## START Excerpted data

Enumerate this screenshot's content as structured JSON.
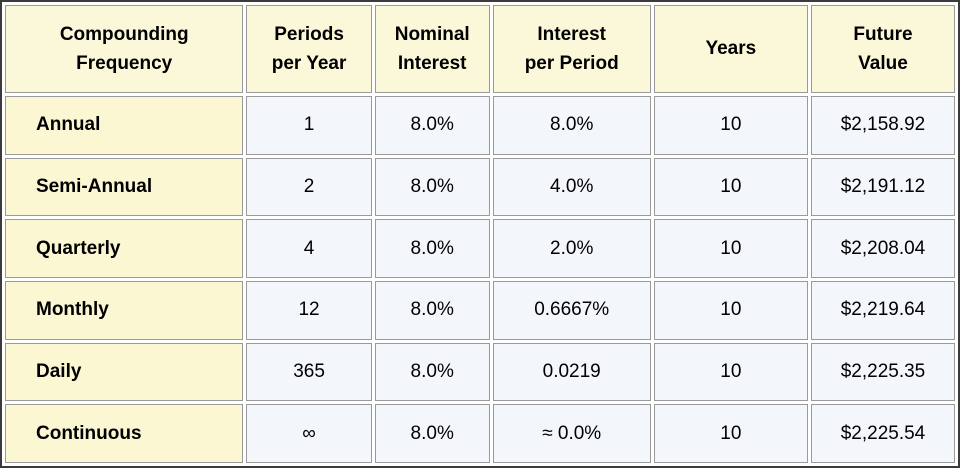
{
  "colors": {
    "header_bg": "#FBF8D9",
    "label_col_bg": "#FBF7D2",
    "data_cell_bg": "#F3F6FA",
    "cell_border": "#9A9A9A",
    "outer_border": "#3B3B3B",
    "text": "#000000"
  },
  "headers": [
    "Compounding\nFrequency",
    "Periods\nper Year",
    "Nominal\nInterest",
    "Interest\nper Period",
    "Years",
    "Future\nValue"
  ],
  "chart_data": {
    "type": "table",
    "columns": [
      "Compounding Frequency",
      "Periods per Year",
      "Nominal Interest",
      "Interest per Period",
      "Years",
      "Future Value"
    ],
    "rows": [
      [
        "Annual",
        "1",
        "8.0%",
        "8.0%",
        "10",
        "$2,158.92"
      ],
      [
        "Semi-Annual",
        "2",
        "8.0%",
        "4.0%",
        "10",
        "$2,191.12"
      ],
      [
        "Quarterly",
        "4",
        "8.0%",
        "2.0%",
        "10",
        "$2,208.04"
      ],
      [
        "Monthly",
        "12",
        "8.0%",
        "0.6667%",
        "10",
        "$2,219.64"
      ],
      [
        "Daily",
        "365",
        "8.0%",
        "0.0219",
        "10",
        "$2,225.35"
      ],
      [
        "Continuous",
        "∞",
        "8.0%",
        "≈ 0.0%",
        "10",
        "$2,225.54"
      ]
    ]
  }
}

## END Excerpted data

Work instructions
Your copy should match the records word for word, with the pictures removed.

Response for this exercise
Enumerate this screenshot's content as structured JSON.
{
  "colors": {
    "header_bg": "#FBF8D9",
    "label_col_bg": "#FBF7D2",
    "data_cell_bg": "#F3F6FA",
    "cell_border": "#9A9A9A",
    "outer_border": "#3B3B3B",
    "text": "#000000"
  },
  "headers": [
    "Compounding\nFrequency",
    "Periods\nper Year",
    "Nominal\nInterest",
    "Interest\nper Period",
    "Years",
    "Future\nValue"
  ],
  "chart_data": {
    "type": "table",
    "columns": [
      "Compounding Frequency",
      "Periods per Year",
      "Nominal Interest",
      "Interest per Period",
      "Years",
      "Future Value"
    ],
    "rows": [
      [
        "Annual",
        "1",
        "8.0%",
        "8.0%",
        "10",
        "$2,158.92"
      ],
      [
        "Semi-Annual",
        "2",
        "8.0%",
        "4.0%",
        "10",
        "$2,191.12"
      ],
      [
        "Quarterly",
        "4",
        "8.0%",
        "2.0%",
        "10",
        "$2,208.04"
      ],
      [
        "Monthly",
        "12",
        "8.0%",
        "0.6667%",
        "10",
        "$2,219.64"
      ],
      [
        "Daily",
        "365",
        "8.0%",
        "0.0219",
        "10",
        "$2,225.35"
      ],
      [
        "Continuous",
        "∞",
        "8.0%",
        "≈ 0.0%",
        "10",
        "$2,225.54"
      ]
    ]
  }
}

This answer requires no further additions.